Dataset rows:
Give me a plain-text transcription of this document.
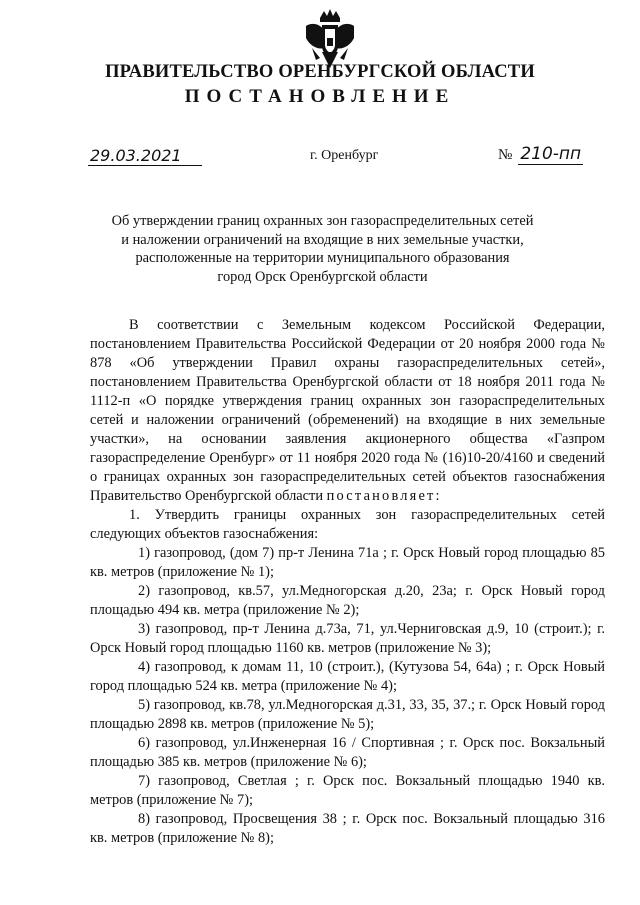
ПРАВИТЕЛЬСТВО ОРЕНБУРГСКОЙ ОБЛАСТИ
ПОСТАНОВЛЕНИЕ
29.03.2021	г. Оренбург	№ 210-пп
Об утверждении границ охранных зон газораспределительных сетей
и наложении ограничений на входящие в них земельные участки,
расположенные на территории муниципального образования
город Орск Оренбургской области

В соответствии с Земельным кодексом Российской Федерации, постановлением Правительства Российской Федерации от 20 ноября 2000 года № 878 «Об утверждении Правил охраны газораспределительных сетей», постановлением Правительства Оренбургской области от 18 ноября 2011 года № 1112-п «О порядке утверждения границ охранных зон газораспределительных сетей и наложении ограничений (обременений) на входящие в них земельные участки», на основании заявления акционерного общества «Газпром газораспределение Оренбург» от 11 ноября 2020 года № (16)10-20/4160 и сведений о границах охранных зон газораспределительных сетей объектов газоснабжения Правительство Оренбургской области постановляет:

1. Утвердить границы охранных зон газораспределительных сетей следующих объектов газоснабжения:

1) газопровод, (дом 7) пр-т Ленина 71а ; г. Орск Новый город площадью 85 кв. метров (приложение № 1);

2) газопровод, кв.57, ул.Медногорская д.20, 23а; г. Орск Новый город площадью 494 кв. метра (приложение № 2);

3) газопровод, пр-т Ленина д.73а, 71, ул.Черниговская д.9, 10 (строит.); г. Орск Новый город площадью 1160 кв. метров (приложение № 3);

4) газопровод, к домам 11, 10 (строит.), (Кутузова 54, 64а) ; г. Орск Новый город площадью 524 кв. метра (приложение № 4);

5) газопровод, кв.78, ул.Медногорская д.31, 33, 35, 37.; г. Орск Новый город площадью 2898 кв. метров (приложение № 5);

6) газопровод, ул.Инженерная 16 / Спортивная ; г. Орск пос. Вокзальный площадью 385 кв. метров (приложение № 6);

7) газопровод, Светлая ; г. Орск пос. Вокзальный площадью 1940 кв. метров (приложение № 7);

8) газопровод, Просвещения 38 ; г. Орск пос. Вокзальный площадью 316 кв. метров (приложение № 8);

WHAT THE EXERCISE ASKS: Reproduce the whole listing above word for word, but not its pictures.

EXERCISE RESULT:
Give me a plain-text transcription of this document.
ПРАВИТЕЛЬСТВО ОРЕНБУРГСКОЙ ОБЛАСТИ
ПОСТАНОВЛЕНИЕ
29.03.2021	г. Оренбург	№ 210-пп
Об утверждении границ охранных зон газораспределительных сетей
и наложении ограничений на входящие в них земельные участки,
расположенные на территории муниципального образования
город Орск Оренбургской области

В соответствии с Земельным кодексом Российской Федерации, постановлением Правительства Российской Федерации от 20 ноября 2000 года № 878 «Об утверждении Правил охраны газораспределительных сетей», постановлением Правительства Оренбургской области от 18 ноября 2011 года № 1112-п «О порядке утверждения границ охранных зон газораспределительных сетей и наложении ограничений (обременений) на входящие в них земельные участки», на основании заявления акционерного общества «Газпром газораспределение Оренбург» от 11 ноября 2020 года № (16)10-20/4160 и сведений о границах охранных зон газораспределительных сетей объектов газоснабжения Правительство Оренбургской области постановляет:

1. Утвердить границы охранных зон газораспределительных сетей следующих объектов газоснабжения:

1) газопровод, (дом 7) пр-т Ленина 71а ; г. Орск Новый город площадью 85 кв. метров (приложение № 1);

2) газопровод, кв.57, ул.Медногорская д.20, 23а; г. Орск Новый город площадью 494 кв. метра (приложение № 2);

3) газопровод, пр-т Ленина д.73а, 71, ул.Черниговская д.9, 10 (строит.); г. Орск Новый город площадью 1160 кв. метров (приложение № 3);

4) газопровод, к домам 11, 10 (строит.), (Кутузова 54, 64а) ; г. Орск Новый город площадью 524 кв. метра (приложение № 4);

5) газопровод, кв.78, ул.Медногорская д.31, 33, 35, 37.; г. Орск Новый город площадью 2898 кв. метров (приложение № 5);

6) газопровод, ул.Инженерная 16 / Спортивная ; г. Орск пос. Вокзальный площадью 385 кв. метров (приложение № 6);

7) газопровод, Светлая ; г. Орск пос. Вокзальный площадью 1940 кв. метров (приложение № 7);

8) газопровод, Просвещения 38 ; г. Орск пос. Вокзальный площадью 316 кв. метров (приложение № 8);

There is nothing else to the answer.